-- Begin --

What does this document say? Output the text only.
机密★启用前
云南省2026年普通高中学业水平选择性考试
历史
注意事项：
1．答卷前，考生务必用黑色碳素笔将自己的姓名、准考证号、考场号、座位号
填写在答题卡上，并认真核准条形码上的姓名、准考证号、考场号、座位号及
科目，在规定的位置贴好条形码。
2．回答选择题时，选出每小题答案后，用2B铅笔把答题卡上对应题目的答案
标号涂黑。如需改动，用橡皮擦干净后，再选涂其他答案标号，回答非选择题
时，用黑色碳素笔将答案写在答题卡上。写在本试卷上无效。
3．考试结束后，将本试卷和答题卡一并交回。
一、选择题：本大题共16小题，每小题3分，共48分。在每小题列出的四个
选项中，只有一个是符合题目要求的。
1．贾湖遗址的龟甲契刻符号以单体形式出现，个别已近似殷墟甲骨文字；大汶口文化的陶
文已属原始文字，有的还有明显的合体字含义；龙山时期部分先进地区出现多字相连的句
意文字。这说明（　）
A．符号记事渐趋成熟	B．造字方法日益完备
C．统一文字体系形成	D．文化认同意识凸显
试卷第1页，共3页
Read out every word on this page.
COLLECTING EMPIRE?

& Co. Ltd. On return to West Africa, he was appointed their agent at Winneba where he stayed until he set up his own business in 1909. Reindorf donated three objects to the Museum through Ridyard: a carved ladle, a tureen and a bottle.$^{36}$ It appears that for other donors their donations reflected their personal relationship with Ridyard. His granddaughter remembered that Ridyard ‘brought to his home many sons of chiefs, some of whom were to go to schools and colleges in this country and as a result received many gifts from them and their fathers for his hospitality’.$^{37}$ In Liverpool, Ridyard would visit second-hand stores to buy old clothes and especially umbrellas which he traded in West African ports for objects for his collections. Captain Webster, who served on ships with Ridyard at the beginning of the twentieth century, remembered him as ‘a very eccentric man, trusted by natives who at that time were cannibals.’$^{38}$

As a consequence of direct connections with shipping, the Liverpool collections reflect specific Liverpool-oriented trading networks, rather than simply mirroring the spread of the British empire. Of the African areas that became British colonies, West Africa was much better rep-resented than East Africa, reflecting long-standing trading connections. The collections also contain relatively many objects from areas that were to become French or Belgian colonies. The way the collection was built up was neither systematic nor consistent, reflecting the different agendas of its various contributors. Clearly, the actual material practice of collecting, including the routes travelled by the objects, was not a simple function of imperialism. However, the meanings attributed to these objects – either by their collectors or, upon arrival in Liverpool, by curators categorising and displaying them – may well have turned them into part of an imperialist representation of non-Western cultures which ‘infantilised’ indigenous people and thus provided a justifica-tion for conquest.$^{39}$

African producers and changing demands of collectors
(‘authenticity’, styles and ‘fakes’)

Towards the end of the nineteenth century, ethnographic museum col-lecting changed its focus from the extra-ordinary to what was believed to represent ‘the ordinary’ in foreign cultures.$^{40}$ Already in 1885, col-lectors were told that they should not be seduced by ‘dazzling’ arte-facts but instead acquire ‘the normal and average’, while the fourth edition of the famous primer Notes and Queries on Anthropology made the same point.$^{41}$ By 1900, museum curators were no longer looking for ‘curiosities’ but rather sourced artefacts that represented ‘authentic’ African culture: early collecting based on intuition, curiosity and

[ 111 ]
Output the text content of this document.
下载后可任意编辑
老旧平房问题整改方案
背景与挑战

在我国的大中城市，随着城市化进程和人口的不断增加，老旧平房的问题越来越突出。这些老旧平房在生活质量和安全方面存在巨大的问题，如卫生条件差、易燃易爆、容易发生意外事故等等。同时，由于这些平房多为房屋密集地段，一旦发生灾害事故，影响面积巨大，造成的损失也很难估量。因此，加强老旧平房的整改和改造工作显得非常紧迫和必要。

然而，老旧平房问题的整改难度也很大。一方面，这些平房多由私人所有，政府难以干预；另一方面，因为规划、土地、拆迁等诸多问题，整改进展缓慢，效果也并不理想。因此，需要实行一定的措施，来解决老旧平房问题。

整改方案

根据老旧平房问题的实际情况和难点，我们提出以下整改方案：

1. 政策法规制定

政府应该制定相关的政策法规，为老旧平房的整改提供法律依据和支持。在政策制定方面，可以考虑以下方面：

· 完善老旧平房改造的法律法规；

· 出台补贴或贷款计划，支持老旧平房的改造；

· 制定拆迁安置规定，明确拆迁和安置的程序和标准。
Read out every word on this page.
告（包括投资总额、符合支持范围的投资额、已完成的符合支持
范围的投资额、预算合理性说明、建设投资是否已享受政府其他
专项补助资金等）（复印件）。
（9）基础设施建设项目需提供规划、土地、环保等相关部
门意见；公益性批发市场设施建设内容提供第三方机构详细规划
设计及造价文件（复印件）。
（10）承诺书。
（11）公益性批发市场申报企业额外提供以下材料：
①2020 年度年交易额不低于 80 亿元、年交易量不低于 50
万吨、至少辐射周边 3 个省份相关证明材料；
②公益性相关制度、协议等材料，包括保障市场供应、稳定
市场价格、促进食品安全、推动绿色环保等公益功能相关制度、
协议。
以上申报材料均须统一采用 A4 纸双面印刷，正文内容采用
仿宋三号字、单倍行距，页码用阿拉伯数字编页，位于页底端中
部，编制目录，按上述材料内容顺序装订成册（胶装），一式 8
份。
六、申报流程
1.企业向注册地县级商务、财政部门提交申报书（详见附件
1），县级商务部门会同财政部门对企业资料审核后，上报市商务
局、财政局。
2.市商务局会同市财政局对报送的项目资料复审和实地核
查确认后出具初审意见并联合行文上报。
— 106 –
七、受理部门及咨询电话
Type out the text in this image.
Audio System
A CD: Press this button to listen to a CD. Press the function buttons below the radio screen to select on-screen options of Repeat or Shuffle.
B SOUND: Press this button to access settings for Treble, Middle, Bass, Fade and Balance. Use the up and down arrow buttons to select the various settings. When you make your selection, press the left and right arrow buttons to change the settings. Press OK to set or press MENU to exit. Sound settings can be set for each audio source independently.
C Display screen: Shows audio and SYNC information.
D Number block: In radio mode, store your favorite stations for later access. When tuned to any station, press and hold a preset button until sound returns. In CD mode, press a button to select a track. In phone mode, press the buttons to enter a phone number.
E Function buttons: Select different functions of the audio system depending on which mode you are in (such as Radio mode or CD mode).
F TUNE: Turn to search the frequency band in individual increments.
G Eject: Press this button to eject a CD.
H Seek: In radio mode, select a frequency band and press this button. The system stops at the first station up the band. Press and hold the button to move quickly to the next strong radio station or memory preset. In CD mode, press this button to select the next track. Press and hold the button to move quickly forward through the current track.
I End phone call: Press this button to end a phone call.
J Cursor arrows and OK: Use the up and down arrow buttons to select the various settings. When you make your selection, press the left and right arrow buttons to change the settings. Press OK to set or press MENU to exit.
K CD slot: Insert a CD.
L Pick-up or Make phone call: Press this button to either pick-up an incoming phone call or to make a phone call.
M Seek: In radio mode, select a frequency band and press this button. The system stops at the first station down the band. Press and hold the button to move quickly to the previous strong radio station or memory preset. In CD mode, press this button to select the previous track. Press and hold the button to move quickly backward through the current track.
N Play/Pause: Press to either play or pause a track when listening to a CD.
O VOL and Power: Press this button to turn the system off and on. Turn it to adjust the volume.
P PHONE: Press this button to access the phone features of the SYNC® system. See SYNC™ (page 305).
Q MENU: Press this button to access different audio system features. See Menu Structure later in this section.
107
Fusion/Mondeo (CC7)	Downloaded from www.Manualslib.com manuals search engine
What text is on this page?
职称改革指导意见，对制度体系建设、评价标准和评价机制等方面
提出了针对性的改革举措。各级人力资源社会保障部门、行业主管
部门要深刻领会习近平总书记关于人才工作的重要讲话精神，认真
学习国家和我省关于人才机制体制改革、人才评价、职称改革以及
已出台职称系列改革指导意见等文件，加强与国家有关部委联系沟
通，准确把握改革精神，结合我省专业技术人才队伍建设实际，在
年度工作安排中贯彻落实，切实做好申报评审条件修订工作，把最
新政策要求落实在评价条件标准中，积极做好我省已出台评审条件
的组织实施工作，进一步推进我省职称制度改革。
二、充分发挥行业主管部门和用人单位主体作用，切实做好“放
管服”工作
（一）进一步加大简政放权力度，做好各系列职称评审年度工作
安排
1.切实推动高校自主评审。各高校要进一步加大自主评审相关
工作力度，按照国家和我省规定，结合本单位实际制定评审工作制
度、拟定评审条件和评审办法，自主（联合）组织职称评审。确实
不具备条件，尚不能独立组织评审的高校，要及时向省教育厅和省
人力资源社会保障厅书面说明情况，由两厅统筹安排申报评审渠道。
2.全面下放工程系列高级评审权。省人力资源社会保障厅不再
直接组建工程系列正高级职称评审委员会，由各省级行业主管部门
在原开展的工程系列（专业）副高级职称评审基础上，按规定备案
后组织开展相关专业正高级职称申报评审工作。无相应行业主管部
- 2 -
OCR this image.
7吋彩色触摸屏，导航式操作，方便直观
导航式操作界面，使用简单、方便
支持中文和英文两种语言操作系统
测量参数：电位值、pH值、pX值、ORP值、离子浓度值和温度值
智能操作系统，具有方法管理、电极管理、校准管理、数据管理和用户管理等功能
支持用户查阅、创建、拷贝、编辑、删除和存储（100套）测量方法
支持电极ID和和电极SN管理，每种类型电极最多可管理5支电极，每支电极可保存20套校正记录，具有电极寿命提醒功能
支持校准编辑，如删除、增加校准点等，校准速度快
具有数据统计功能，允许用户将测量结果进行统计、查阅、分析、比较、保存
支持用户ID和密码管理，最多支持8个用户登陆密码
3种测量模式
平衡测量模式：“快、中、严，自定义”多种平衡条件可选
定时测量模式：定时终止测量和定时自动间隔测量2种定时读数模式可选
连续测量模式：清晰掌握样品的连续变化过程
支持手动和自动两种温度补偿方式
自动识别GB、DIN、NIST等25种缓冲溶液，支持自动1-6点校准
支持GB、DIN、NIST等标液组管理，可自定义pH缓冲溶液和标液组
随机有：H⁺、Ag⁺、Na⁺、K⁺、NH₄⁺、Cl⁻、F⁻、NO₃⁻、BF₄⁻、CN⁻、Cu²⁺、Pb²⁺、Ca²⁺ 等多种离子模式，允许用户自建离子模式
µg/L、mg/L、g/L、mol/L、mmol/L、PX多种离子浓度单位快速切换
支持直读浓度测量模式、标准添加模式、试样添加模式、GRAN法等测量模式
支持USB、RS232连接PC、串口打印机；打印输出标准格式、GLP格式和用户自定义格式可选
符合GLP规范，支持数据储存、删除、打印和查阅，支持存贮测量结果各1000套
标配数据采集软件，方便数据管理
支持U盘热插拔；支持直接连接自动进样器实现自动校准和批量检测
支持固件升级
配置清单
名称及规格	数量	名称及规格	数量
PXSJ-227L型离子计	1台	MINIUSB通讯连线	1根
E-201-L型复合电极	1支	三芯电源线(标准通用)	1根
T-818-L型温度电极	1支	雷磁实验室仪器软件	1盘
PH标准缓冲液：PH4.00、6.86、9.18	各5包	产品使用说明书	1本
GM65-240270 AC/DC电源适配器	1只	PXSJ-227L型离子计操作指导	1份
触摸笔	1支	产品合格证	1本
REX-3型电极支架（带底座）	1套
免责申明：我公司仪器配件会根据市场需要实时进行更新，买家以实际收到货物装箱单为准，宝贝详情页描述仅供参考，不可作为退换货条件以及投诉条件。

-- End --

• **Given instruction**
Gather and copy every line of the data in which the string "SYNC" is found.

• **Solution to the exercise**
C Display screen: Shows audio and SYNC information.
P PHONE: Press this button to access the phone features of the SYNC® system. See SYNC™ (page 305).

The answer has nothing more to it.